- _AIM OF THE TASK_:
Retype the line in which "Give me the" appears, then every line after it until the records end. Leave out the pictures.

- _LISTED RECORDS_:
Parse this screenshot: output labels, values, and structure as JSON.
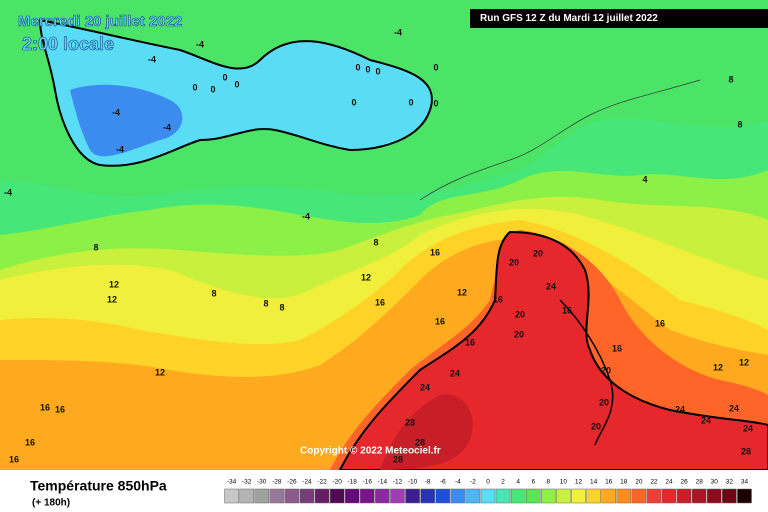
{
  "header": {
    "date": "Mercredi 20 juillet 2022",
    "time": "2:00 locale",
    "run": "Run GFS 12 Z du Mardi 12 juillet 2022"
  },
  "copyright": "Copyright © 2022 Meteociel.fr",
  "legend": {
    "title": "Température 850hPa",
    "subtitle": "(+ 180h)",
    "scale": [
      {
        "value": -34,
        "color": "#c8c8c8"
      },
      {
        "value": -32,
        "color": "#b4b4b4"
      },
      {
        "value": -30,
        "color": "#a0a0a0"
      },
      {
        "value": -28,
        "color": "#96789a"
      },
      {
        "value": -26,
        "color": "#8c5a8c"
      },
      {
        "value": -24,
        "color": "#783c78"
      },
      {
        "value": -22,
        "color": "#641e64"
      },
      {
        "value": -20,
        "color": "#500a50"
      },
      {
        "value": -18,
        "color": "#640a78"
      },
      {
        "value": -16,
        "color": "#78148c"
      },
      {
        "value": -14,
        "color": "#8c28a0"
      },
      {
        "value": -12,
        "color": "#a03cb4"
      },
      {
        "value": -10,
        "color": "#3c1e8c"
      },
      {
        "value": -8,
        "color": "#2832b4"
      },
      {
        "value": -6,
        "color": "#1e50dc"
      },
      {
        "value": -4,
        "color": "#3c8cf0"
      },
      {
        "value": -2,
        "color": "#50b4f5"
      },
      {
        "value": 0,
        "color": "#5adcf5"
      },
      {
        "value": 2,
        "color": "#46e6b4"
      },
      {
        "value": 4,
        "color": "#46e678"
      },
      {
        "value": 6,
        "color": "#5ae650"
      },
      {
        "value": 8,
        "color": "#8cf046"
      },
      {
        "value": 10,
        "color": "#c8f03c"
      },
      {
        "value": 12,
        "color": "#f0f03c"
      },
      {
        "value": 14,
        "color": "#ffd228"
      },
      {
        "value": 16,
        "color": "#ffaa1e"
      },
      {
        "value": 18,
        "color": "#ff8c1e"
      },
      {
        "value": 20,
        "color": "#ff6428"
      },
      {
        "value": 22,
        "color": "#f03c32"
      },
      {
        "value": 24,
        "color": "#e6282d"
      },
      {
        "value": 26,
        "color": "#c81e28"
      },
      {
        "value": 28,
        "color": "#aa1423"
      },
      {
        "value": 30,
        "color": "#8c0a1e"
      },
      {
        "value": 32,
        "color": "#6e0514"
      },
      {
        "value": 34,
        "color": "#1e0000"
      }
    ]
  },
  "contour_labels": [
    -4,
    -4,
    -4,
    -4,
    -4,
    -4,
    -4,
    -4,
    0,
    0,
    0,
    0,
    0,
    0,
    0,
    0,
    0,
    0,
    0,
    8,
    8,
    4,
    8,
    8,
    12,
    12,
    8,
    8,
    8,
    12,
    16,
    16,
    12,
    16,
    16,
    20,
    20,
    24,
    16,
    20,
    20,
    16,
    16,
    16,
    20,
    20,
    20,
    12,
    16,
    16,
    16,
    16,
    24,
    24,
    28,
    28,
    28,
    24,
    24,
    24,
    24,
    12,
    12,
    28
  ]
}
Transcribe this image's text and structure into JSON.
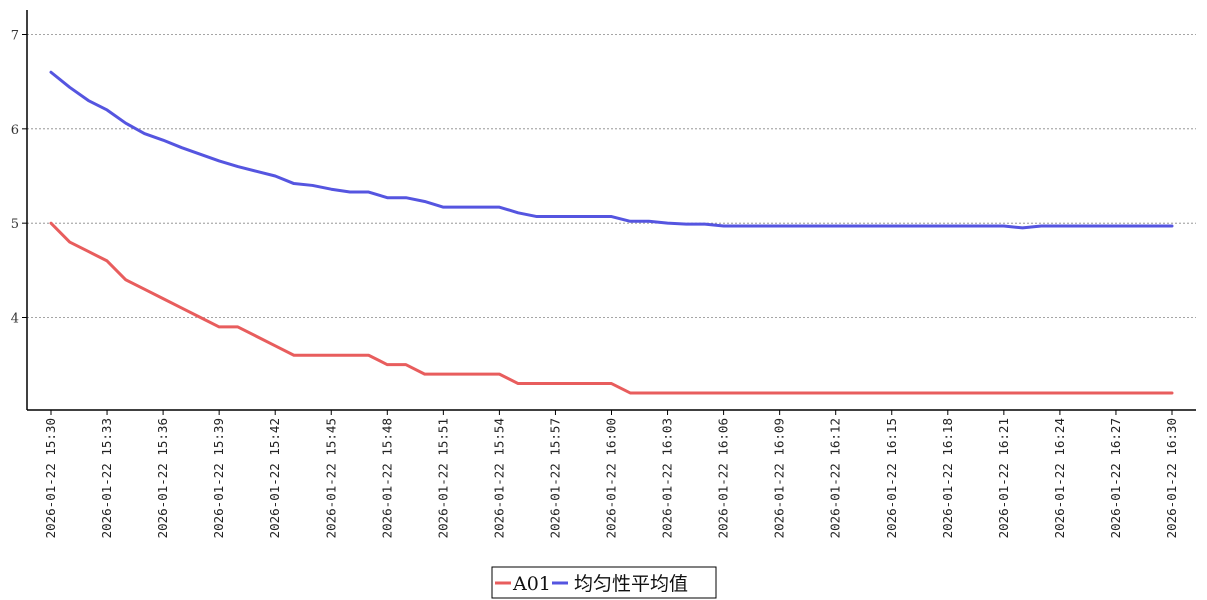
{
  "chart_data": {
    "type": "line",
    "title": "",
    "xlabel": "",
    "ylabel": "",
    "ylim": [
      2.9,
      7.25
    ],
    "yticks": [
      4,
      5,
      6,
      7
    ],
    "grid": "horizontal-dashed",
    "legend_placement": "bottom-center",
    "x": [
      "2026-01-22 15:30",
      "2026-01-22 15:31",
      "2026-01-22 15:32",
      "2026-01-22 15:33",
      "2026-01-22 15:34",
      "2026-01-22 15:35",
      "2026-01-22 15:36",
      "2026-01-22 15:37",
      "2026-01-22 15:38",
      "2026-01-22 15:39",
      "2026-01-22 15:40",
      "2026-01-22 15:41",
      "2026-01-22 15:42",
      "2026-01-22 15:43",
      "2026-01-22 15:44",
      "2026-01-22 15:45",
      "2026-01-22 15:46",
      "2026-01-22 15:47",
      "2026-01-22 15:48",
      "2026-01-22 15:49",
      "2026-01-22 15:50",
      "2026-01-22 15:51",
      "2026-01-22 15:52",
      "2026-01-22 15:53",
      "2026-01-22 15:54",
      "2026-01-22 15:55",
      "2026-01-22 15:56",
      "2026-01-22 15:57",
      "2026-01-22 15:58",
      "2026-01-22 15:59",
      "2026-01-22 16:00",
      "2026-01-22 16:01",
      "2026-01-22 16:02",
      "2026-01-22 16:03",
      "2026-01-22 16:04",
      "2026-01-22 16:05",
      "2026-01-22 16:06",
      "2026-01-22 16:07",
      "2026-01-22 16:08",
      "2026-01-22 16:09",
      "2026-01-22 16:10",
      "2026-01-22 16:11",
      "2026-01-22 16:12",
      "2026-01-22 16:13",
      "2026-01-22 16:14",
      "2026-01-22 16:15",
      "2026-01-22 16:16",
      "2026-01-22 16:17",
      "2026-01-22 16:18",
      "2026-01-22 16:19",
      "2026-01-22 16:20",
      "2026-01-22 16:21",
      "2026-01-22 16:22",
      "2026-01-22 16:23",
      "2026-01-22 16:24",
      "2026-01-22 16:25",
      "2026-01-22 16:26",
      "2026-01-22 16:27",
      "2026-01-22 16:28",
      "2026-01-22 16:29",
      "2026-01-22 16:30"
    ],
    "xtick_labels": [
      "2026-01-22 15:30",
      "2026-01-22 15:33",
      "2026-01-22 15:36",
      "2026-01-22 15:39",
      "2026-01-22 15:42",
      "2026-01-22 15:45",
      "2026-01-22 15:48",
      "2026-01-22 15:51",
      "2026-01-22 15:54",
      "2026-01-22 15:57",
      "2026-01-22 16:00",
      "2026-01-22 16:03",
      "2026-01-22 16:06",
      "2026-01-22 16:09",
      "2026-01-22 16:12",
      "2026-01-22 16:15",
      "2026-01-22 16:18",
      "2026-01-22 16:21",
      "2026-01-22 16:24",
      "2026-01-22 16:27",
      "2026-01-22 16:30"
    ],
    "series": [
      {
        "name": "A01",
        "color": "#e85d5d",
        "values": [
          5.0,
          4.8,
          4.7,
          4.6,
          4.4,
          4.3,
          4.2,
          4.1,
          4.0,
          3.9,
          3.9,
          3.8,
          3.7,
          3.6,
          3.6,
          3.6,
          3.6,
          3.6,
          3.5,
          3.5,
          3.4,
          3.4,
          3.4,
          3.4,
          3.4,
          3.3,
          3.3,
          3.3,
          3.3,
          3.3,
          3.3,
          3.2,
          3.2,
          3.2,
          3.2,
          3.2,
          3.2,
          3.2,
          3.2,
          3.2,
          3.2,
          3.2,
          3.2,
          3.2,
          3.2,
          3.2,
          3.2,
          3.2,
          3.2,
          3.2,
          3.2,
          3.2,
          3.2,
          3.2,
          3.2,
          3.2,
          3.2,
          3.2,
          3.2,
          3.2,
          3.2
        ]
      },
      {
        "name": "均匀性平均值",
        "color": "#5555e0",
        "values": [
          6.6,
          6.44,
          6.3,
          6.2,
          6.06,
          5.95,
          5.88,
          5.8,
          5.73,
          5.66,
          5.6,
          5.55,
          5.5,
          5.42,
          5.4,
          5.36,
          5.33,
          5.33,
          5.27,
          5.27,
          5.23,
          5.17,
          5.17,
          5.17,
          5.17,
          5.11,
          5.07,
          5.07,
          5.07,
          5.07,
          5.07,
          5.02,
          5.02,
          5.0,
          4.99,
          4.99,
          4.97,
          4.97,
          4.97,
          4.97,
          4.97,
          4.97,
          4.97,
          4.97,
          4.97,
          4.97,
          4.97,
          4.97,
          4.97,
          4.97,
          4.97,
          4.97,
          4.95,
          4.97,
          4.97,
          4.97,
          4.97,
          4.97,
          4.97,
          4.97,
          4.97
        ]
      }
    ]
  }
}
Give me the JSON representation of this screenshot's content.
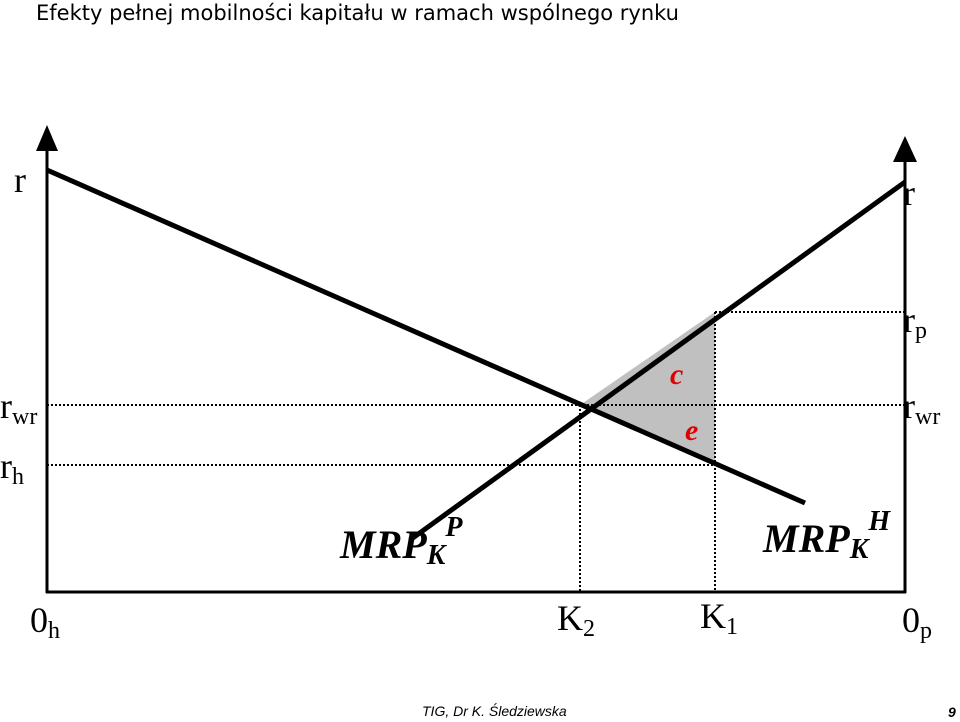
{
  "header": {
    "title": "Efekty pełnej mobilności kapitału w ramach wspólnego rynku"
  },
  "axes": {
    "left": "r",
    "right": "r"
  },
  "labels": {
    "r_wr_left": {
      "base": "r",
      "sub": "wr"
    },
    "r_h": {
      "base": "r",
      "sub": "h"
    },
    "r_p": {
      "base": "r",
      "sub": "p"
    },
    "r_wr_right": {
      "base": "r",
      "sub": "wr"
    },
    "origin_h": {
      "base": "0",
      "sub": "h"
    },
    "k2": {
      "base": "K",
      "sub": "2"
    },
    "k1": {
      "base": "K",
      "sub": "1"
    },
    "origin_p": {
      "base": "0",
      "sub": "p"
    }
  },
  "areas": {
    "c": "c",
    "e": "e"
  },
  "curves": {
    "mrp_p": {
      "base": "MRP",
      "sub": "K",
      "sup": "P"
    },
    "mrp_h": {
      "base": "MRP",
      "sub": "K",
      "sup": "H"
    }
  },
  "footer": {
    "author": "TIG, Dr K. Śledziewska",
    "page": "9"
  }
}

- _TASK ANSWER_:
Give me the JSON representation of this screenshot's content.
{
  "header": {
    "title": "Efekty pełnej mobilności kapitału w ramach wspólnego rynku"
  },
  "axes": {
    "left": "r",
    "right": "r"
  },
  "labels": {
    "r_wr_left": {
      "base": "r",
      "sub": "wr"
    },
    "r_h": {
      "base": "r",
      "sub": "h"
    },
    "r_p": {
      "base": "r",
      "sub": "p"
    },
    "r_wr_right": {
      "base": "r",
      "sub": "wr"
    },
    "origin_h": {
      "base": "0",
      "sub": "h"
    },
    "k2": {
      "base": "K",
      "sub": "2"
    },
    "k1": {
      "base": "K",
      "sub": "1"
    },
    "origin_p": {
      "base": "0",
      "sub": "p"
    }
  },
  "areas": {
    "c": "c",
    "e": "e"
  },
  "curves": {
    "mrp_p": {
      "base": "MRP",
      "sub": "K",
      "sup": "P"
    },
    "mrp_h": {
      "base": "MRP",
      "sub": "K",
      "sup": "H"
    }
  },
  "footer": {
    "author": "TIG, Dr K. Śledziewska",
    "page": "9"
  }
}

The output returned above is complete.